WHAT YOU WILL DO:
Write out the whole listing, matching it exactly.

ENTRIES PROVIDED:
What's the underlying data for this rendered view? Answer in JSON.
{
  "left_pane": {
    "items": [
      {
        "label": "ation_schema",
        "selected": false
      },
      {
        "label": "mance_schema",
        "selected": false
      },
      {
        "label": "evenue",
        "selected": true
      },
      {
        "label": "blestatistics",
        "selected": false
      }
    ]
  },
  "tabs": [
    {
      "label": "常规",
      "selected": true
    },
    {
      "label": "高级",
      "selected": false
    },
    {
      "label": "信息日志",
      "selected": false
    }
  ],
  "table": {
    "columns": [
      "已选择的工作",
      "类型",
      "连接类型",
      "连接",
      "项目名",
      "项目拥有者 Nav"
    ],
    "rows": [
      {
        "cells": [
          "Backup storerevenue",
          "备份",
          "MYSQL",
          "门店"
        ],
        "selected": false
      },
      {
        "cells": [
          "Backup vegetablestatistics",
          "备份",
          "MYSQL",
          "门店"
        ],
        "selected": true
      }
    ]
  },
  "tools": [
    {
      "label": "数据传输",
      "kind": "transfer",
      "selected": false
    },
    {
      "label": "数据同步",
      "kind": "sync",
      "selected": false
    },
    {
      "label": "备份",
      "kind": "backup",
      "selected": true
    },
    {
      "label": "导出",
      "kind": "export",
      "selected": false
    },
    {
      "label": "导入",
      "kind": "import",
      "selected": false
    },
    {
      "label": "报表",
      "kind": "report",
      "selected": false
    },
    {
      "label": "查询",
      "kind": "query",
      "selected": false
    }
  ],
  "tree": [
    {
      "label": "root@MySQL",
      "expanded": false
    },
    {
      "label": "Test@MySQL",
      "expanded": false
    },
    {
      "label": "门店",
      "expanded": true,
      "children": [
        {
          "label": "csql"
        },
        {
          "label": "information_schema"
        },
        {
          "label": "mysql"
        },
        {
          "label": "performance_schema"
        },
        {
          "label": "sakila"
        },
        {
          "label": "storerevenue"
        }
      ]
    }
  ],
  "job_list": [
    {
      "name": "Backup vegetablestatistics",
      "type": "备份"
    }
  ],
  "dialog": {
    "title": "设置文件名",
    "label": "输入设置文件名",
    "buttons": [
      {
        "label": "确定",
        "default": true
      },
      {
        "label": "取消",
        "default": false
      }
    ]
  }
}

EXERCISE RESPONSE:
What's the underlying data for this rendered view? Answer in JSON.
{
  "left_pane": {
    "items": [
      {
        "label": "ation_schema",
        "selected": false
      },
      {
        "label": "mance_schema",
        "selected": false
      },
      {
        "label": "evenue",
        "selected": true
      },
      {
        "label": "blestatistics",
        "selected": false
      }
    ]
  },
  "tabs": [
    {
      "label": "常规",
      "selected": true
    },
    {
      "label": "高级",
      "selected": false
    },
    {
      "label": "信息日志",
      "selected": false
    }
  ],
  "table": {
    "columns": [
      "已选择的工作",
      "类型",
      "连接类型",
      "连接",
      "项目名",
      "项目拥有者 Nav"
    ],
    "rows": [
      {
        "cells": [
          "Backup storerevenue",
          "备份",
          "MYSQL",
          "门店"
        ],
        "selected": false
      },
      {
        "cells": [
          "Backup vegetablestatistics",
          "备份",
          "MYSQL",
          "门店"
        ],
        "selected": true
      }
    ]
  },
  "tools": [
    {
      "label": "数据传输",
      "kind": "transfer",
      "selected": false
    },
    {
      "label": "数据同步",
      "kind": "sync",
      "selected": false
    },
    {
      "label": "备份",
      "kind": "backup",
      "selected": true
    },
    {
      "label": "导出",
      "kind": "export",
      "selected": false
    },
    {
      "label": "导入",
      "kind": "import",
      "selected": false
    },
    {
      "label": "报表",
      "kind": "report",
      "selected": false
    },
    {
      "label": "查询",
      "kind": "query",
      "selected": false
    }
  ],
  "tree": [
    {
      "label": "root@MySQL",
      "expanded": false
    },
    {
      "label": "Test@MySQL",
      "expanded": false
    },
    {
      "label": "门店",
      "expanded": true,
      "children": [
        {
          "label": "csql"
        },
        {
          "label": "information_schema"
        },
        {
          "label": "mysql"
        },
        {
          "label": "performance_schema"
        },
        {
          "label": "sakila"
        },
        {
          "label": "storerevenue"
        }
      ]
    }
  ],
  "job_list": [
    {
      "name": "Backup vegetablestatistics",
      "type": "备份"
    }
  ],
  "dialog": {
    "title": "设置文件名",
    "label": "输入设置文件名",
    "buttons": [
      {
        "label": "确定",
        "default": true
      },
      {
        "label": "取消",
        "default": false
      }
    ]
  }
}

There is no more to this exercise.